(Collected data)
++++++

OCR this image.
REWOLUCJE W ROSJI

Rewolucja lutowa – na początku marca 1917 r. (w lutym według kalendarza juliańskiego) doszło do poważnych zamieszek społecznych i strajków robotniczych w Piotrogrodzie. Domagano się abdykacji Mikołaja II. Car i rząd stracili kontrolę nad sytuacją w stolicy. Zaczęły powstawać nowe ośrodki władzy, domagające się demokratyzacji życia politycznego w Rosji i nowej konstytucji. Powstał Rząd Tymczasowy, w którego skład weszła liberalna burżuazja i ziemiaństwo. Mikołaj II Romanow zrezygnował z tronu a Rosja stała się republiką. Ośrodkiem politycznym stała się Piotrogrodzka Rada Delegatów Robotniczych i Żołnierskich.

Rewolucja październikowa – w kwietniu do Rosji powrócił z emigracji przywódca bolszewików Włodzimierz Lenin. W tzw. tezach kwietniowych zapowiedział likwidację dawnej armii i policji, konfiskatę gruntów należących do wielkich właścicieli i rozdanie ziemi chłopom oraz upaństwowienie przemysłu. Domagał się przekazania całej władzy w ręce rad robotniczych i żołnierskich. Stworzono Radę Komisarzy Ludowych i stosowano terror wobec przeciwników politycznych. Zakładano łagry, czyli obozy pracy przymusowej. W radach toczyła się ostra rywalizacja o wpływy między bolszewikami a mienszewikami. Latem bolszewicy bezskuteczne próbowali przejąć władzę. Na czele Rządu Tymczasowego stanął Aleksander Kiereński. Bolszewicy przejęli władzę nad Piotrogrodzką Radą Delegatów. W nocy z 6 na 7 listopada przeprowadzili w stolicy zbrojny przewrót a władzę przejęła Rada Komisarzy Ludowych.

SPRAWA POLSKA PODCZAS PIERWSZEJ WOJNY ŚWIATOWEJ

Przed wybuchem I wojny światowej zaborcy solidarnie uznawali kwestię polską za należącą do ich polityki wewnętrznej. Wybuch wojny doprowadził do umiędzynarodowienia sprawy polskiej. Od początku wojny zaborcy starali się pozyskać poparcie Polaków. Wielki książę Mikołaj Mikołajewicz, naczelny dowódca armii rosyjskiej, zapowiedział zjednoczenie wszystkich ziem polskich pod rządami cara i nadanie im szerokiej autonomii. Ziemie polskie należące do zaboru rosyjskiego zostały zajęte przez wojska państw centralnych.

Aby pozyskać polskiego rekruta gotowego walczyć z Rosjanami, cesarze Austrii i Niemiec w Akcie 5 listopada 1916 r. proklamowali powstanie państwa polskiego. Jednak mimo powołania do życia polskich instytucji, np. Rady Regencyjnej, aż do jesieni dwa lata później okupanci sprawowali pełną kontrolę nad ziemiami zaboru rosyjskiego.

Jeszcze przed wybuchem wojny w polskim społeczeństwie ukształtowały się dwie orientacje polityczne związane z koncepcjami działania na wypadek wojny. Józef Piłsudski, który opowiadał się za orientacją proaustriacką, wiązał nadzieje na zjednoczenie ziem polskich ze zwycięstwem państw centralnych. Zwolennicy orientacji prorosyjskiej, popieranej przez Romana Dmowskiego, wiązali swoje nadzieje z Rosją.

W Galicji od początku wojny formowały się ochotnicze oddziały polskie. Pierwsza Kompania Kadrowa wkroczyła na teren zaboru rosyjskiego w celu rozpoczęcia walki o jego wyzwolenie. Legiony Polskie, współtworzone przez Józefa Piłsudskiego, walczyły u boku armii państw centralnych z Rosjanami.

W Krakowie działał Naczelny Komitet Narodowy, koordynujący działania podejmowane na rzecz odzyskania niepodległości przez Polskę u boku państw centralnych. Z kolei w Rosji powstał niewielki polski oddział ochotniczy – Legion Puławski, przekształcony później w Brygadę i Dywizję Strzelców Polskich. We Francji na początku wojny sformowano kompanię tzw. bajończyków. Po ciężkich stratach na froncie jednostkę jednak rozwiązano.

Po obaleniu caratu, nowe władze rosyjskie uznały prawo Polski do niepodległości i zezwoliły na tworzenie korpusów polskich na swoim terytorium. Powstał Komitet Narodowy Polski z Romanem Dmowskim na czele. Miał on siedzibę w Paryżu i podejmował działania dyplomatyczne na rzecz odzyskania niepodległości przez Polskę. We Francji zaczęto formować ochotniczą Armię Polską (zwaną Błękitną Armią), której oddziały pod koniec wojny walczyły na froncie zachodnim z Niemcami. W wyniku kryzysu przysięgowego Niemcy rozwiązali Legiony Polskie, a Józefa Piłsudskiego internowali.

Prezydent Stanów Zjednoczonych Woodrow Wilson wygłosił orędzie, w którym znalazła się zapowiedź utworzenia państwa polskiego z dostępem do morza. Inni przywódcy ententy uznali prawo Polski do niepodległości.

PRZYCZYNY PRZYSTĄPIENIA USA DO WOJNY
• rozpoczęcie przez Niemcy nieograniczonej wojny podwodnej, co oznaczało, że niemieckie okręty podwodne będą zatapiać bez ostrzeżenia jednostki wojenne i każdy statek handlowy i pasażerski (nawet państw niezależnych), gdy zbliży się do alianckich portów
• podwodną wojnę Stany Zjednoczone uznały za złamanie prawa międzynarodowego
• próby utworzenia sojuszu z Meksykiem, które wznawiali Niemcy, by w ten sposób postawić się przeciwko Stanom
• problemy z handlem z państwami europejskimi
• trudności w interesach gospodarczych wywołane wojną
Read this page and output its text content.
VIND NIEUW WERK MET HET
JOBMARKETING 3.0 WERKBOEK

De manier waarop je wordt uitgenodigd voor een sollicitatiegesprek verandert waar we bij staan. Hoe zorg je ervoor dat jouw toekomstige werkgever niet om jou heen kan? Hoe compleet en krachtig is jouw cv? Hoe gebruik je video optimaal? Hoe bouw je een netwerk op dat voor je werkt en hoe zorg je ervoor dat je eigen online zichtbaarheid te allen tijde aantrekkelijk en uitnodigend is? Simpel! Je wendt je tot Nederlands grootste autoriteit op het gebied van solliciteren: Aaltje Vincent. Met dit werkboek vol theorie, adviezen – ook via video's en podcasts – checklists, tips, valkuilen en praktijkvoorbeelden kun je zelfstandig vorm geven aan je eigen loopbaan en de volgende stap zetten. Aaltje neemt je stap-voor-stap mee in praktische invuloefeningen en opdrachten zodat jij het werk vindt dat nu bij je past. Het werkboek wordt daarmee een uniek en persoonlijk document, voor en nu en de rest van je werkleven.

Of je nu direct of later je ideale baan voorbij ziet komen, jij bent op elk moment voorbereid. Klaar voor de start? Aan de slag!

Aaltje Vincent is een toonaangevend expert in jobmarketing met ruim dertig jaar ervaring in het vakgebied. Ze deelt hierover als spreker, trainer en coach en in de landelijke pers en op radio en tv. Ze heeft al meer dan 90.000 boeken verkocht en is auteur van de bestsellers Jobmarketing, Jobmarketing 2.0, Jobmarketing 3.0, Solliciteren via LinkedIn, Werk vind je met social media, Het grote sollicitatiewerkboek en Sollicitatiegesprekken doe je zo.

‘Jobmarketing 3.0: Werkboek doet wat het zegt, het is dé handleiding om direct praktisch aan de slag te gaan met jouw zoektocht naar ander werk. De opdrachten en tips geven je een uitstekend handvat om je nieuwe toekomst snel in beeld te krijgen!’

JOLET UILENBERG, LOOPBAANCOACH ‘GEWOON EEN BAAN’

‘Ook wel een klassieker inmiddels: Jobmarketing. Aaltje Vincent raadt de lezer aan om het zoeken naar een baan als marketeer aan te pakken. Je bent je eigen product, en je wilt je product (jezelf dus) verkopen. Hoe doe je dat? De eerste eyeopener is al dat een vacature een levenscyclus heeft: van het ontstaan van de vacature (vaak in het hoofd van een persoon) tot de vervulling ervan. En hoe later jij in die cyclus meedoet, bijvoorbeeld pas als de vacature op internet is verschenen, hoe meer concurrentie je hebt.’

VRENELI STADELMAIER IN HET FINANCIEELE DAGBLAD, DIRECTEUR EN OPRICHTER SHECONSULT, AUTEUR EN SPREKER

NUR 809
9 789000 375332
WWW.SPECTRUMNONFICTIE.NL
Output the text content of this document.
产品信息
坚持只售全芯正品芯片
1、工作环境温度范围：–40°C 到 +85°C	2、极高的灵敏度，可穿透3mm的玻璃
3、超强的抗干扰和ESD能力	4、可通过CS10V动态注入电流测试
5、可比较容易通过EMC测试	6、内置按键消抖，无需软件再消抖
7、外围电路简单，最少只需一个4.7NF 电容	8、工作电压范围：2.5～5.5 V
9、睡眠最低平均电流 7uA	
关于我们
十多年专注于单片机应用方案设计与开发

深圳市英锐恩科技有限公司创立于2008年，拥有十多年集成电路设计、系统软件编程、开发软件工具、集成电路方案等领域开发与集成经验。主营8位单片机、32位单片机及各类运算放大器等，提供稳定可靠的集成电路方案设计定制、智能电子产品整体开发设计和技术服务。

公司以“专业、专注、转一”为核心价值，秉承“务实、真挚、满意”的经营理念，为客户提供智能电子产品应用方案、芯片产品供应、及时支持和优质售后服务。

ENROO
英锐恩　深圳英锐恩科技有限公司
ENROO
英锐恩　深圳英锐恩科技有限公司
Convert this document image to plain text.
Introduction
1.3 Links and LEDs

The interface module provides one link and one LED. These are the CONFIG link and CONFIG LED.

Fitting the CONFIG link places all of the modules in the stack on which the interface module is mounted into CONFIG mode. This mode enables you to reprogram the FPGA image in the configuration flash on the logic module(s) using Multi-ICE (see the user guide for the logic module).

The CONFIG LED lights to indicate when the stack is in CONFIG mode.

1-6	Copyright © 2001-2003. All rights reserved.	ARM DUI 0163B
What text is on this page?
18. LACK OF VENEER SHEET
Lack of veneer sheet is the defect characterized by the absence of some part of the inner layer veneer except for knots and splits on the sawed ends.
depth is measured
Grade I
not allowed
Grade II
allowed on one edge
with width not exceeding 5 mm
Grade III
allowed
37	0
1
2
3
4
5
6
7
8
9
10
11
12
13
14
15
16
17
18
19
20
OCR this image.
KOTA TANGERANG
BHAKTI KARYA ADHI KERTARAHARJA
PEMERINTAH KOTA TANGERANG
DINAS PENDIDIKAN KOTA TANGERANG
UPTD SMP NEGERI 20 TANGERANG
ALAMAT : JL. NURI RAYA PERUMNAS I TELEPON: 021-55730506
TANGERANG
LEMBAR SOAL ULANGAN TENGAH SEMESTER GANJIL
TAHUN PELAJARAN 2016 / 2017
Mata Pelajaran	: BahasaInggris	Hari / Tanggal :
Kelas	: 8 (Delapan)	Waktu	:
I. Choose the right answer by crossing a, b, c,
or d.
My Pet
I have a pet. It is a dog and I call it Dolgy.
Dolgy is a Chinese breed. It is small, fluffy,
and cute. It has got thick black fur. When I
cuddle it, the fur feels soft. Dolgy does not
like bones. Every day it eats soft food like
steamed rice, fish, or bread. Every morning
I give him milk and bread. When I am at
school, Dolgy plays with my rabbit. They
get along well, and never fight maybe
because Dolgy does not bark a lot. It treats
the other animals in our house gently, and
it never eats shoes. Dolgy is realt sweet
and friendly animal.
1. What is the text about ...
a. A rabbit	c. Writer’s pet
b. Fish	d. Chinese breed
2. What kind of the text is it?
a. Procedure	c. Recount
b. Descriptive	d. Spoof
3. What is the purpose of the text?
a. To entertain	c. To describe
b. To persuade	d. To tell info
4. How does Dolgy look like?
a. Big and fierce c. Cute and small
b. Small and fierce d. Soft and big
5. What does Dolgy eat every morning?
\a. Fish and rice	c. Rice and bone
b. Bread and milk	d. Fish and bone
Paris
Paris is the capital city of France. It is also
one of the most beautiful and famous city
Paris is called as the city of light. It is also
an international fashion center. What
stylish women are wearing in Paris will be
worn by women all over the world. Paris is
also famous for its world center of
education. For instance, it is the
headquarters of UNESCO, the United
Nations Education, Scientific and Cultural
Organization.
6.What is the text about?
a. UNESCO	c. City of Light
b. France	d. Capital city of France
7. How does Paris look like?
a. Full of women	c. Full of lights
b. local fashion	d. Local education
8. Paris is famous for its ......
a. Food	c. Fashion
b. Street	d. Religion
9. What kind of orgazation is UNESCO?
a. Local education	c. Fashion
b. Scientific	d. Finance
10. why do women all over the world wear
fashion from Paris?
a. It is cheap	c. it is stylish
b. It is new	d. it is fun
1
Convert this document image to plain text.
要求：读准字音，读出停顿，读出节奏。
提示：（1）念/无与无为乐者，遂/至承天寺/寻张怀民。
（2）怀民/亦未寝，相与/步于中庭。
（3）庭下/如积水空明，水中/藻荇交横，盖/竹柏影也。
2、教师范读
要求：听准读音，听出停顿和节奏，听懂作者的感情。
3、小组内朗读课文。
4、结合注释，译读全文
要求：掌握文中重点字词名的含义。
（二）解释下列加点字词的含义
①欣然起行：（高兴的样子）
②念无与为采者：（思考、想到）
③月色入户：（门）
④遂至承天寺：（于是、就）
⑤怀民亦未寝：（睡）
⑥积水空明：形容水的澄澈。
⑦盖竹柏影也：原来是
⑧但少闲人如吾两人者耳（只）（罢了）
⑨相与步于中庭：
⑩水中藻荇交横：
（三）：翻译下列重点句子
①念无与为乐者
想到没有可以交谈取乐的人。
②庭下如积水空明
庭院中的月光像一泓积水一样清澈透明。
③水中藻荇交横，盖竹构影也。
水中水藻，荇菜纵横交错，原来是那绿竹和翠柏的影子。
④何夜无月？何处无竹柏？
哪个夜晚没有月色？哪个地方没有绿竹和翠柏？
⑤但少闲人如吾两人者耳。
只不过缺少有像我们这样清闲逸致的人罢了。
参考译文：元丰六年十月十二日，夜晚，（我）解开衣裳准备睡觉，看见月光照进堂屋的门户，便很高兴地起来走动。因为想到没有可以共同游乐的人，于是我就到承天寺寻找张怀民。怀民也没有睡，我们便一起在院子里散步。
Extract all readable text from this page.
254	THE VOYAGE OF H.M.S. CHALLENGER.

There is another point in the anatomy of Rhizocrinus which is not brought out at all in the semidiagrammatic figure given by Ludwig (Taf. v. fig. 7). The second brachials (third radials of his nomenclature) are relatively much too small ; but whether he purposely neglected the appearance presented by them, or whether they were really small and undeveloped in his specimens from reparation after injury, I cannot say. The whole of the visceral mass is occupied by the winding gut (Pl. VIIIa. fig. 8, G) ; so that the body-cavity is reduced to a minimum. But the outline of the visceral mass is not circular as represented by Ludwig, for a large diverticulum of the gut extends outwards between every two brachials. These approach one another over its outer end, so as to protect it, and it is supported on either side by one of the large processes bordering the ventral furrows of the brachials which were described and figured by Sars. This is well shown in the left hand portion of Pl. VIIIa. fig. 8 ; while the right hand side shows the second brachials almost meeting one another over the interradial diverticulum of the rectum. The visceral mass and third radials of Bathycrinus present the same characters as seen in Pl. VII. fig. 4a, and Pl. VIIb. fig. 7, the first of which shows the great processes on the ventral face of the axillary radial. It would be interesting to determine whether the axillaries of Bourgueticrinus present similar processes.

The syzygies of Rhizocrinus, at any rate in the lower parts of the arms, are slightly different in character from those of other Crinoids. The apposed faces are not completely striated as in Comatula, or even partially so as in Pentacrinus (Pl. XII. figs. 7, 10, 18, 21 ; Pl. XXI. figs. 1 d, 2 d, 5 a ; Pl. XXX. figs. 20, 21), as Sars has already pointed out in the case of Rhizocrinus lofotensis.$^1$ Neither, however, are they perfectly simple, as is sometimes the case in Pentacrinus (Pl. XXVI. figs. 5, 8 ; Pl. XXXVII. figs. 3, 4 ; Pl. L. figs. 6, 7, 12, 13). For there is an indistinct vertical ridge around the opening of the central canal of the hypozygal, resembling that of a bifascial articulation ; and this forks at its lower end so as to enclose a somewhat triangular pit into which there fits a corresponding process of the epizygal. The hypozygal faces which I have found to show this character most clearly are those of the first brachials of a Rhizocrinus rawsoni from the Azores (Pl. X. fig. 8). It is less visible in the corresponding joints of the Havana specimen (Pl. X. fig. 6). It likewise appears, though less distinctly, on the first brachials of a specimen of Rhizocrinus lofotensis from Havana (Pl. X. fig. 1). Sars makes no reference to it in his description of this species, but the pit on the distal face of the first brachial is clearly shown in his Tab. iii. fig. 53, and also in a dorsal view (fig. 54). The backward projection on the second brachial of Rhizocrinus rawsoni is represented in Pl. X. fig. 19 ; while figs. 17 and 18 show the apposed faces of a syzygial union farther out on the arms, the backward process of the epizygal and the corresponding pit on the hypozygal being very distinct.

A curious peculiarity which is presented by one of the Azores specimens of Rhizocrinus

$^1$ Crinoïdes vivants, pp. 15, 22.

++++++

#### [Exercise goal]
Find each line in the records holding the string "meer" and show it.

#### [The result]
Aaltje Vincent is een toonaangevend expert in jobmarketing met ruim dertig jaar ervaring in het vakgebied. Ze deelt hierover als spreker, trainer en coach en in de landelijke pers en op radio en tv. Ze heeft al meer dan 90.000 boeken verkocht en is auteur van de bestsellers Jobmarketing, Jobmarketing 2.0, Jobmarketing 3.0, Solliciteren via LinkedIn, Werk vind je met social media, Het grote sollicitatiewerkboek en Sollicitatiegesprekken doe je zo.
‘Ook wel een klassieker inmiddels: Jobmarketing. Aaltje Vincent raadt de lezer aan om het zoeken naar een baan als marketeer aan te pakken. Je bent je eigen product, en je wilt je product (jezelf dus) verkopen. Hoe doe je dat? De eerste eyeopener is al dat een vacature een levenscyclus heeft: van het ontstaan van de vacature (vaak in het hoofd van een persoon) tot de vervulling ervan. En hoe later jij in die cyclus meedoet, bijvoorbeeld pas als de vacature op internet is verschenen, hoe meer concurrentie je hebt.’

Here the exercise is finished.